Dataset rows
<<<<

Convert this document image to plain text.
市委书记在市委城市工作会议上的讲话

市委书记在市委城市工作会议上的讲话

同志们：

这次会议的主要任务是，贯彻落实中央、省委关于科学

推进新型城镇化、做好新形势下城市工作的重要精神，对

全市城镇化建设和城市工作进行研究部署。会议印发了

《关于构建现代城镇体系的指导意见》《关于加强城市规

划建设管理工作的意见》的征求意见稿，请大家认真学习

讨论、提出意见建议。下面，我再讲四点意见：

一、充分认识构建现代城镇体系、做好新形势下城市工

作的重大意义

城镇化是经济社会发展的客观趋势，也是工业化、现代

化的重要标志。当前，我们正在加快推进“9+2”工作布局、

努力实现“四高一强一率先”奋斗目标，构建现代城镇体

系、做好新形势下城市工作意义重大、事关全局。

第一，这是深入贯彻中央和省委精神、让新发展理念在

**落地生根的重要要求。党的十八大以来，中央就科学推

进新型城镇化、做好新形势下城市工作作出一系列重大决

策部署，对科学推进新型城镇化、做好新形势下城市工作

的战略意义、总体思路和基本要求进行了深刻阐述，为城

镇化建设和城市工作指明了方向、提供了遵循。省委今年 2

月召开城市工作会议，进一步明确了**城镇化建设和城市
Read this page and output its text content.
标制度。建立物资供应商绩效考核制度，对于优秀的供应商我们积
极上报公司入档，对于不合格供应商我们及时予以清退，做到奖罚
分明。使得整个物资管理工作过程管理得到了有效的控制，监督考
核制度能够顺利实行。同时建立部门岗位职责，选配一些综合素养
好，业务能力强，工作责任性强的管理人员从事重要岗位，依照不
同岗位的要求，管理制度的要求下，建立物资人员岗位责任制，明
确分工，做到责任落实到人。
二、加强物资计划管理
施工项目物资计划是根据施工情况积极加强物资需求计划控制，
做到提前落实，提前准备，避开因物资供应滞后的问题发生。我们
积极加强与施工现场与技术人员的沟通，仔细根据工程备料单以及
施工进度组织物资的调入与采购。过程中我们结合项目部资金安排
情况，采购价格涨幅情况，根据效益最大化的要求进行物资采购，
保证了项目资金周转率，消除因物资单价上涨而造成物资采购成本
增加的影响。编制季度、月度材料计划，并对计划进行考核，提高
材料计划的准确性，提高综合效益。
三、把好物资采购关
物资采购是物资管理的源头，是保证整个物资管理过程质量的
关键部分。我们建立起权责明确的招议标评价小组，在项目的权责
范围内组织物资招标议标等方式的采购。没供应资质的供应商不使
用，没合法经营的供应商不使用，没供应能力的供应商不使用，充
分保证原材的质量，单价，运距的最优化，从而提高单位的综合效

>>>>

Return all of the data precisely as it appears.

Convert this document image to plain text.
市委书记在市委城市工作会议上的讲话

市委书记在市委城市工作会议上的讲话

同志们：

这次会议的主要任务是，贯彻落实中央、省委关于科学

推进新型城镇化、做好新形势下城市工作的重要精神，对

全市城镇化建设和城市工作进行研究部署。会议印发了

《关于构建现代城镇体系的指导意见》《关于加强城市规

划建设管理工作的意见》的征求意见稿，请大家认真学习

讨论、提出意见建议。下面，我再讲四点意见：

一、充分认识构建现代城镇体系、做好新形势下城市工

作的重大意义

城镇化是经济社会发展的客观趋势，也是工业化、现代

化的重要标志。当前，我们正在加快推进“9+2”工作布局、

努力实现“四高一强一率先”奋斗目标，构建现代城镇体

系、做好新形势下城市工作意义重大、事关全局。

第一，这是深入贯彻中央和省委精神、让新发展理念在

**落地生根的重要要求。党的十八大以来，中央就科学推

进新型城镇化、做好新形势下城市工作作出一系列重大决

策部署，对科学推进新型城镇化、做好新形势下城市工作

的战略意义、总体思路和基本要求进行了深刻阐述，为城

镇化建设和城市工作指明了方向、提供了遵循。省委今年 2

月召开城市工作会议，进一步明确了**城镇化建设和城市
Read this page and output its text content.
标制度。建立物资供应商绩效考核制度，对于优秀的供应商我们积
极上报公司入档，对于不合格供应商我们及时予以清退，做到奖罚
分明。使得整个物资管理工作过程管理得到了有效的控制，监督考
核制度能够顺利实行。同时建立部门岗位职责，选配一些综合素养
好，业务能力强，工作责任性强的管理人员从事重要岗位，依照不
同岗位的要求，管理制度的要求下，建立物资人员岗位责任制，明
确分工，做到责任落实到人。
二、加强物资计划管理
施工项目物资计划是根据施工情况积极加强物资需求计划控制，
做到提前落实，提前准备，避开因物资供应滞后的问题发生。我们
积极加强与施工现场与技术人员的沟通，仔细根据工程备料单以及
施工进度组织物资的调入与采购。过程中我们结合项目部资金安排
情况，采购价格涨幅情况，根据效益最大化的要求进行物资采购，
保证了项目资金周转率，消除因物资单价上涨而造成物资采购成本
增加的影响。编制季度、月度材料计划，并对计划进行考核，提高
材料计划的准确性，提高综合效益。
三、把好物资采购关
物资采购是物资管理的源头，是保证整个物资管理过程质量的
关键部分。我们建立起权责明确的招议标评价小组，在项目的权责
范围内组织物资招标议标等方式的采购。没供应资质的供应商不使
用，没合法经营的供应商不使用，没供应能力的供应商不使用，充
分保证原材的质量，单价，运距的最优化，从而提高单位的综合效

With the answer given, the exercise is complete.